• [Entries shown]

»»

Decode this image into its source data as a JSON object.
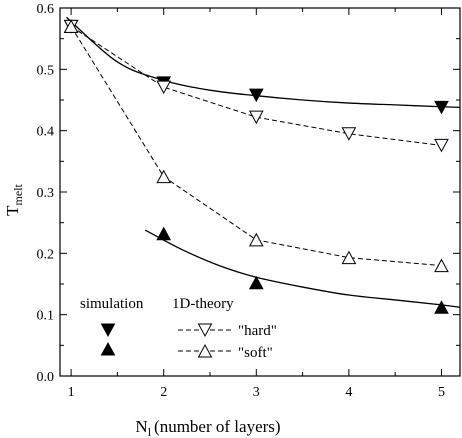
{
  "chart_data": {
    "type": "line",
    "xlabel_main": "N",
    "xlabel_sub": "l",
    "xlabel_rest": "(number of layers)",
    "ylabel_main": "T",
    "ylabel_sub": "melt",
    "xlim": [
      0.88,
      5.2
    ],
    "ylim": [
      0.0,
      0.6
    ],
    "xticks": [
      1,
      2,
      3,
      4,
      5
    ],
    "yticks": [
      0.0,
      0.1,
      0.2,
      0.3,
      0.4,
      0.5,
      0.6
    ],
    "xtick_labels": [
      "1",
      "2",
      "3",
      "4",
      "5"
    ],
    "ytick_labels": [
      "0.0",
      "0.1",
      "0.2",
      "0.3",
      "0.4",
      "0.5",
      "0.6"
    ],
    "series": [
      {
        "name": "simulation hard",
        "marker": "triangle-down-filled",
        "line": "none",
        "x": [
          1,
          2,
          3,
          5
        ],
        "y": [
          0.57,
          0.478,
          0.458,
          0.438
        ]
      },
      {
        "name": "simulation soft",
        "marker": "triangle-up-filled",
        "line": "none",
        "x": [
          1,
          2,
          3,
          5
        ],
        "y": [
          0.57,
          0.232,
          0.152,
          0.112
        ]
      },
      {
        "name": "\"hard\"",
        "marker": "triangle-down-open",
        "line": "dashed",
        "x": [
          1,
          2,
          3,
          4,
          5
        ],
        "y": [
          0.57,
          0.471,
          0.422,
          0.395,
          0.376
        ]
      },
      {
        "name": "\"soft\"",
        "marker": "triangle-up-open",
        "line": "dashed",
        "x": [
          1,
          2,
          3,
          4,
          5
        ],
        "y": [
          0.57,
          0.325,
          0.222,
          0.193,
          0.18
        ]
      }
    ],
    "fits": [
      {
        "line": "solid",
        "x": [
          0.95,
          1.5,
          2,
          2.5,
          3,
          3.5,
          4,
          4.5,
          5,
          5.2
        ],
        "y": [
          0.585,
          0.512,
          0.482,
          0.466,
          0.457,
          0.45,
          0.445,
          0.442,
          0.439,
          0.438
        ]
      },
      {
        "line": "solid",
        "x": [
          1.8,
          2.2,
          2.6,
          3,
          3.5,
          4,
          4.5,
          5,
          5.2
        ],
        "y": [
          0.238,
          0.206,
          0.18,
          0.161,
          0.145,
          0.132,
          0.124,
          0.116,
          0.112
        ]
      }
    ],
    "legend": {
      "simulation_title": "simulation",
      "theory_title": "1D-theory",
      "hard_label": "\"hard\"",
      "soft_label": "\"soft\""
    }
  }
}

««

• [What is being asked] Please write out all the data again word for word, but not the pictures.

• [Result for this task]
Decode this image into its source data as a JSON object.
{
  "chart_data": {
    "type": "line",
    "xlabel_main": "N",
    "xlabel_sub": "l",
    "xlabel_rest": "(number of layers)",
    "ylabel_main": "T",
    "ylabel_sub": "melt",
    "xlim": [
      0.88,
      5.2
    ],
    "ylim": [
      0.0,
      0.6
    ],
    "xticks": [
      1,
      2,
      3,
      4,
      5
    ],
    "yticks": [
      0.0,
      0.1,
      0.2,
      0.3,
      0.4,
      0.5,
      0.6
    ],
    "xtick_labels": [
      "1",
      "2",
      "3",
      "4",
      "5"
    ],
    "ytick_labels": [
      "0.0",
      "0.1",
      "0.2",
      "0.3",
      "0.4",
      "0.5",
      "0.6"
    ],
    "series": [
      {
        "name": "simulation hard",
        "marker": "triangle-down-filled",
        "line": "none",
        "x": [
          1,
          2,
          3,
          5
        ],
        "y": [
          0.57,
          0.478,
          0.458,
          0.438
        ]
      },
      {
        "name": "simulation soft",
        "marker": "triangle-up-filled",
        "line": "none",
        "x": [
          1,
          2,
          3,
          5
        ],
        "y": [
          0.57,
          0.232,
          0.152,
          0.112
        ]
      },
      {
        "name": "\"hard\"",
        "marker": "triangle-down-open",
        "line": "dashed",
        "x": [
          1,
          2,
          3,
          4,
          5
        ],
        "y": [
          0.57,
          0.471,
          0.422,
          0.395,
          0.376
        ]
      },
      {
        "name": "\"soft\"",
        "marker": "triangle-up-open",
        "line": "dashed",
        "x": [
          1,
          2,
          3,
          4,
          5
        ],
        "y": [
          0.57,
          0.325,
          0.222,
          0.193,
          0.18
        ]
      }
    ],
    "fits": [
      {
        "line": "solid",
        "x": [
          0.95,
          1.5,
          2,
          2.5,
          3,
          3.5,
          4,
          4.5,
          5,
          5.2
        ],
        "y": [
          0.585,
          0.512,
          0.482,
          0.466,
          0.457,
          0.45,
          0.445,
          0.442,
          0.439,
          0.438
        ]
      },
      {
        "line": "solid",
        "x": [
          1.8,
          2.2,
          2.6,
          3,
          3.5,
          4,
          4.5,
          5,
          5.2
        ],
        "y": [
          0.238,
          0.206,
          0.18,
          0.161,
          0.145,
          0.132,
          0.124,
          0.116,
          0.112
        ]
      }
    ],
    "legend": {
      "simulation_title": "simulation",
      "theory_title": "1D-theory",
      "hard_label": "\"hard\"",
      "soft_label": "\"soft\""
    }
  }
}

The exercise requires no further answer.